- _Exercise description_: Look through the entries below and report how many lines hold the string "this". Only the number is wanted.

[Figure record extracts]
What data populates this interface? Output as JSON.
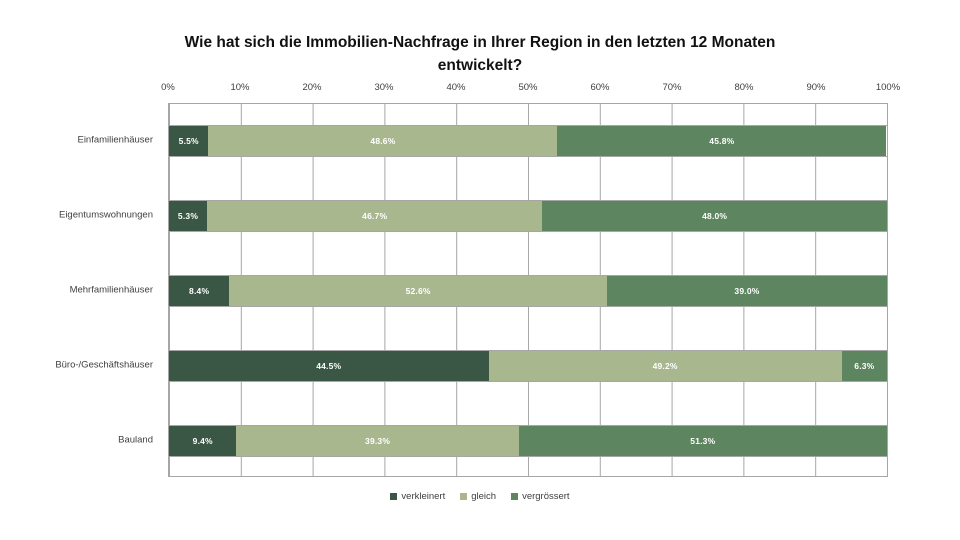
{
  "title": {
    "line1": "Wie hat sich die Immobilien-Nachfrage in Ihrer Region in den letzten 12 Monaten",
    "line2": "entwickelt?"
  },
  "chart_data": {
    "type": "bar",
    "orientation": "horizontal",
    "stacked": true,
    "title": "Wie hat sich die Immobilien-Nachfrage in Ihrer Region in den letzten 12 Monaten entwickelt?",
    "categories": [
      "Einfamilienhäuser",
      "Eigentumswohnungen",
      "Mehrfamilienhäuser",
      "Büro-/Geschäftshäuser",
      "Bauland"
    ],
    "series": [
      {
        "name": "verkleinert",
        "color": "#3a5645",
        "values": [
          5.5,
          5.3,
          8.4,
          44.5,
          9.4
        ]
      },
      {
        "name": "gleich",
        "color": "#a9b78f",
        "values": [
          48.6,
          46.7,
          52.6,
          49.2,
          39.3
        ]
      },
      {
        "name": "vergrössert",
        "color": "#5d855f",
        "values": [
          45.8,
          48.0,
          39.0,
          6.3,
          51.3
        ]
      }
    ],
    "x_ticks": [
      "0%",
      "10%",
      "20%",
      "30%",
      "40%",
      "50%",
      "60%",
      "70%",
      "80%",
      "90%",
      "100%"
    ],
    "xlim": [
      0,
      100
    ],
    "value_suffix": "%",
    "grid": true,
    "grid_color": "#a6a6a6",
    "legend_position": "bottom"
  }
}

* * *

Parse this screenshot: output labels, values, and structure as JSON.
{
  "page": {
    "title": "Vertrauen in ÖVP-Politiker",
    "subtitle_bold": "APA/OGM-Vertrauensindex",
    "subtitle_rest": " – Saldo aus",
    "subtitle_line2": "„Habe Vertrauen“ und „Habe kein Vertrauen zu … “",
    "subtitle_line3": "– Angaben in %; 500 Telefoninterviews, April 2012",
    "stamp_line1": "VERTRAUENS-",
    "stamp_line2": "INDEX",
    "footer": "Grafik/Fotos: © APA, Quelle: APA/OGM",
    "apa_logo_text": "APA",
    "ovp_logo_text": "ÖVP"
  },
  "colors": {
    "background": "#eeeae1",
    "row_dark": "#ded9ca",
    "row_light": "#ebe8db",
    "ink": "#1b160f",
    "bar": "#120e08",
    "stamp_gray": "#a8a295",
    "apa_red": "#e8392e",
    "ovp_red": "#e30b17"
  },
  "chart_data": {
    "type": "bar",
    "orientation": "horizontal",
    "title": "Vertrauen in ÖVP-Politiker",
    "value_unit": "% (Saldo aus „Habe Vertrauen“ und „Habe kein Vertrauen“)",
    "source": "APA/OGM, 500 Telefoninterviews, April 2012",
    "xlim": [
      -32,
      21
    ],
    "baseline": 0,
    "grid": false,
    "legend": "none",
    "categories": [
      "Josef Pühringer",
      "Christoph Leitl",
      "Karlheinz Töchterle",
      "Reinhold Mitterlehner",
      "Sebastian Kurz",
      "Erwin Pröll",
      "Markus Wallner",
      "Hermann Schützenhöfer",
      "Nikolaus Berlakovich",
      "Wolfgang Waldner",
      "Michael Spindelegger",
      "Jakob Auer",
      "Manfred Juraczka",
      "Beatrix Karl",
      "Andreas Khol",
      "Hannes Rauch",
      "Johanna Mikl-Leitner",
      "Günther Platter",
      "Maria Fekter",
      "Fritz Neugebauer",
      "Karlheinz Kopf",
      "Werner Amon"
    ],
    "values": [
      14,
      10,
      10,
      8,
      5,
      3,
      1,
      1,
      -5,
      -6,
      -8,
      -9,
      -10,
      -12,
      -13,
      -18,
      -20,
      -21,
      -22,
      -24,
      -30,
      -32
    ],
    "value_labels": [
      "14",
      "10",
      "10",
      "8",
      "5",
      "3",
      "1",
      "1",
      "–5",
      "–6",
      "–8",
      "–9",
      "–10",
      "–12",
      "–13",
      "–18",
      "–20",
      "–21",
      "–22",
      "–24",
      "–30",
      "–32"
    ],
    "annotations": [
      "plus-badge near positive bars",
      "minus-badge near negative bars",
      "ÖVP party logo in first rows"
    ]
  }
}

...

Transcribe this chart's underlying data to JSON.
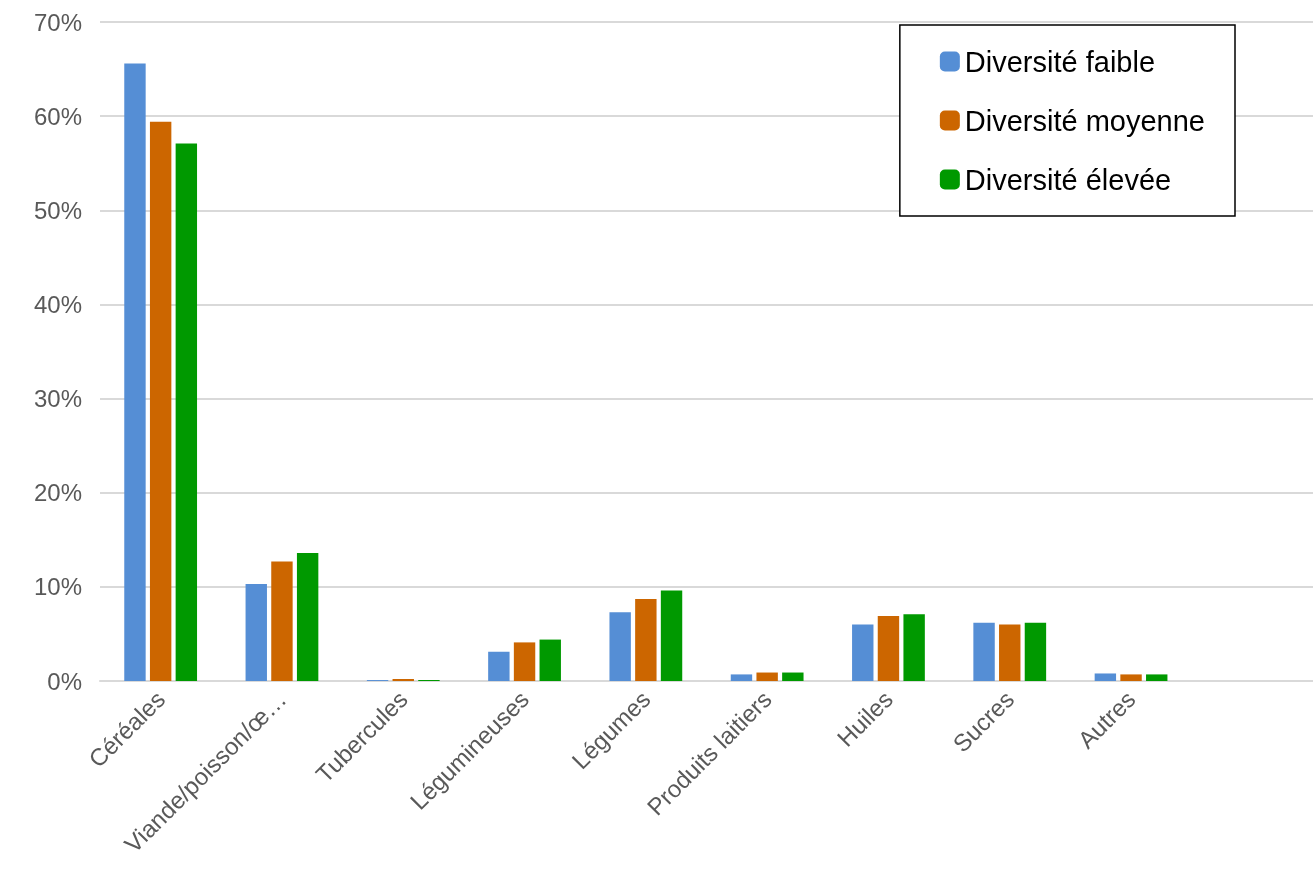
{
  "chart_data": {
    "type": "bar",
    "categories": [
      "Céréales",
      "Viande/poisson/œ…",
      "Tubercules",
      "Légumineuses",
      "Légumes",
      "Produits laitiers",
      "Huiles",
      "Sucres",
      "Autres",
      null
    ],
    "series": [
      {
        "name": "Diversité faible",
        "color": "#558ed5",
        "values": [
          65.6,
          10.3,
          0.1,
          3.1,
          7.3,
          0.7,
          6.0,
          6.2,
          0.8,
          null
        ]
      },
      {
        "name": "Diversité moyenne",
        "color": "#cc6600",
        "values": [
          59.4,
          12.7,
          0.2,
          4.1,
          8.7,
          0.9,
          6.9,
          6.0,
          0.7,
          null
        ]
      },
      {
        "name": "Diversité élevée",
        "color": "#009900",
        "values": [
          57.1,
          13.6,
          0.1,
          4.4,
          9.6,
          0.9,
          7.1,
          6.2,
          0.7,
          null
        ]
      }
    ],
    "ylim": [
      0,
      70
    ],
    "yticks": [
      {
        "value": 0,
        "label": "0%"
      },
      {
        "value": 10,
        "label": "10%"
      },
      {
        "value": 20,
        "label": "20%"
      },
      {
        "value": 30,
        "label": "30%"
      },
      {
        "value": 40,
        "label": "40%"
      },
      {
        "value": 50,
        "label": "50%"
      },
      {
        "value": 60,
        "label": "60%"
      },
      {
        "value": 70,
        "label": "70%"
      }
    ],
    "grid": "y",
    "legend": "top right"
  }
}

- _The answer_: 3